# Aim:
Which lines hold the string "Filter"? Copy every one of them.

___ The records

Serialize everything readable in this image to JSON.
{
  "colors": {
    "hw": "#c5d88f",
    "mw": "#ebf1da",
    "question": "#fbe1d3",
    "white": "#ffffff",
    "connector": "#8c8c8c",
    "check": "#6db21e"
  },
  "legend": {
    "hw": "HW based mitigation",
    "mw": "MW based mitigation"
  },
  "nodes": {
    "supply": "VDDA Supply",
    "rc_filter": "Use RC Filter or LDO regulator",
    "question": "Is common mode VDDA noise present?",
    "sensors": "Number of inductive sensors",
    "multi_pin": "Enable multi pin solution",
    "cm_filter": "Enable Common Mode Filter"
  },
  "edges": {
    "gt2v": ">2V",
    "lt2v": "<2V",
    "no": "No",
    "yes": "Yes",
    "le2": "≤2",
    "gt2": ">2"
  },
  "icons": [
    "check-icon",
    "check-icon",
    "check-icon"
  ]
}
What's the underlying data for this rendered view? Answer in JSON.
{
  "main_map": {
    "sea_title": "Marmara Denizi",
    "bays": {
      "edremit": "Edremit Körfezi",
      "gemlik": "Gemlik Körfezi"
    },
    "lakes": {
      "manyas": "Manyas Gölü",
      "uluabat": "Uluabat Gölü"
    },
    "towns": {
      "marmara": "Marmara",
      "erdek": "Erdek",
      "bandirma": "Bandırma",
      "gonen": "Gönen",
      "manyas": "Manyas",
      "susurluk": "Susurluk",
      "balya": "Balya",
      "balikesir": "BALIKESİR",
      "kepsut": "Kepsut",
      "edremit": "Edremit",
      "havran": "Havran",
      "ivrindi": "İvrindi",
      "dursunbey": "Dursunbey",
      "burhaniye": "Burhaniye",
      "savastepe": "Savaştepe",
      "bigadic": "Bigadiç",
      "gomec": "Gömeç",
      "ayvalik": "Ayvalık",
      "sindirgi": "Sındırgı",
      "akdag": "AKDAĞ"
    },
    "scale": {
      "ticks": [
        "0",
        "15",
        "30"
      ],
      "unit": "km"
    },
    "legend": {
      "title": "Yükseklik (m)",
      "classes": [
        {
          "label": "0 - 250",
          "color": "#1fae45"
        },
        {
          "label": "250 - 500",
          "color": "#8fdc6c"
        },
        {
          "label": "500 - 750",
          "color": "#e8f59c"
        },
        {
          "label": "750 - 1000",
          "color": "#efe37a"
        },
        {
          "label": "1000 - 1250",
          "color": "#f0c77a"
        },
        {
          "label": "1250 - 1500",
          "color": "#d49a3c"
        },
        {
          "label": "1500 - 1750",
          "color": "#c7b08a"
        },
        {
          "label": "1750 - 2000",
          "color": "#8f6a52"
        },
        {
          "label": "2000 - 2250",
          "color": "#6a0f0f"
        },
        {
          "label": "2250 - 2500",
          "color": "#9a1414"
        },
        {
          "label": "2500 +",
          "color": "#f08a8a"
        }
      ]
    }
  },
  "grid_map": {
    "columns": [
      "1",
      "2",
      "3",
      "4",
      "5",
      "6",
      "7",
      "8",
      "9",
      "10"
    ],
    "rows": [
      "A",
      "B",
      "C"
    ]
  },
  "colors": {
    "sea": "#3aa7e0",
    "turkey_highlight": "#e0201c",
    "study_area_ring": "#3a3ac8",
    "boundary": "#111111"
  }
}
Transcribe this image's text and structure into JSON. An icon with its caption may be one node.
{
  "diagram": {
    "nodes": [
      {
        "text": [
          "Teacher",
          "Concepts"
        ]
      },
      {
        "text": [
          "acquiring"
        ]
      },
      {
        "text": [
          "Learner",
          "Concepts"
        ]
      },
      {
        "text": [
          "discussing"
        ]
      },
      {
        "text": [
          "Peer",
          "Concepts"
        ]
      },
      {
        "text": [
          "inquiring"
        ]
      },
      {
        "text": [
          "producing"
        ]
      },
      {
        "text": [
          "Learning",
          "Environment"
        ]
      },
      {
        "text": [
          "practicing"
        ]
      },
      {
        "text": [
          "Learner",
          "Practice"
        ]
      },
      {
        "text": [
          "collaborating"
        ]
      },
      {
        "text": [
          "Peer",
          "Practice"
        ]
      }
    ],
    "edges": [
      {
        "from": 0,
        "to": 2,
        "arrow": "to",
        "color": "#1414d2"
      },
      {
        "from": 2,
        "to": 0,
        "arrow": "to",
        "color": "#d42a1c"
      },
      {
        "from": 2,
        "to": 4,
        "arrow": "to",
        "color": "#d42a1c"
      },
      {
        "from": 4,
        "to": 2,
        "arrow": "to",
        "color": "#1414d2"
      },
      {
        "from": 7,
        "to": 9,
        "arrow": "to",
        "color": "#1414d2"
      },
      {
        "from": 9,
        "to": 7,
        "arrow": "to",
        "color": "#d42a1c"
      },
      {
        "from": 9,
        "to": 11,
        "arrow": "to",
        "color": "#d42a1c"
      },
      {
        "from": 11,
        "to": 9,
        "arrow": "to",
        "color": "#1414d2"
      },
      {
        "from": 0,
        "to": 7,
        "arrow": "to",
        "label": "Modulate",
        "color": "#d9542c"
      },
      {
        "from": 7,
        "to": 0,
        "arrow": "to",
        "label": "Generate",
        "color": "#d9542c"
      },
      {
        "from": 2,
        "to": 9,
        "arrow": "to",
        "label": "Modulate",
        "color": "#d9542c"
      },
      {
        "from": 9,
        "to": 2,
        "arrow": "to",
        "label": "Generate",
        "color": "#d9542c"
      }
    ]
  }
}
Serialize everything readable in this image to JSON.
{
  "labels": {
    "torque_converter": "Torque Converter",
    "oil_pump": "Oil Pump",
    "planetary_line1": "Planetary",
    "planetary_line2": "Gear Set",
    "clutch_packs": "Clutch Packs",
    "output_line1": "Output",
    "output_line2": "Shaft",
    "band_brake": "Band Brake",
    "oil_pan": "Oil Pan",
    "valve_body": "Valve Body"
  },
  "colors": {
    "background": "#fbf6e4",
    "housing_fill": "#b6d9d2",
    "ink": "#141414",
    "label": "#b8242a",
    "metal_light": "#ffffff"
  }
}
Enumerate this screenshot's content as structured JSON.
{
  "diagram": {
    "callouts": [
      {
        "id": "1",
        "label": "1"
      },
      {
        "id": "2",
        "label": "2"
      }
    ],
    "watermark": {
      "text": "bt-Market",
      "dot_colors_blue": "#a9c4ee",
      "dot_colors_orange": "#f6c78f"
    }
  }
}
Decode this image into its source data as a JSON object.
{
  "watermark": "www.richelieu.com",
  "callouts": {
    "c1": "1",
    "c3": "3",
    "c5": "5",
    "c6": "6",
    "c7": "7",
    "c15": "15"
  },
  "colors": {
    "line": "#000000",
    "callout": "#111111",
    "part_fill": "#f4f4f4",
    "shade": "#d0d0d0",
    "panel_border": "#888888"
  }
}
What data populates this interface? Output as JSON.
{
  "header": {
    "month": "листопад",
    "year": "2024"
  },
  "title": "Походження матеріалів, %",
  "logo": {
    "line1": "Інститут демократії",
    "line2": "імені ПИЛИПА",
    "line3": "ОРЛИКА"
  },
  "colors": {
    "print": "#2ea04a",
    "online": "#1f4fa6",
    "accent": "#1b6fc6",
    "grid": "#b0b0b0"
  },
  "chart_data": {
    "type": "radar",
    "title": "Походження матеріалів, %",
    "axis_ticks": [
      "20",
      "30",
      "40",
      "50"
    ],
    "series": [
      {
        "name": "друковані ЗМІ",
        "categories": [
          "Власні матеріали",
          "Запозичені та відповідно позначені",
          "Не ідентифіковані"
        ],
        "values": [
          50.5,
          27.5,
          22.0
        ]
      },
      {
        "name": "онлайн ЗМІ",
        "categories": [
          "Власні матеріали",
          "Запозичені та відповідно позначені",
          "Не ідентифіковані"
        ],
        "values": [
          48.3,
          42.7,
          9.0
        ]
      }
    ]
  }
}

______

# Exercise solution:
    "rc_filter": "Use RC Filter or LDO regulator",
    "cm_filter": "Enable Common Mode Filter"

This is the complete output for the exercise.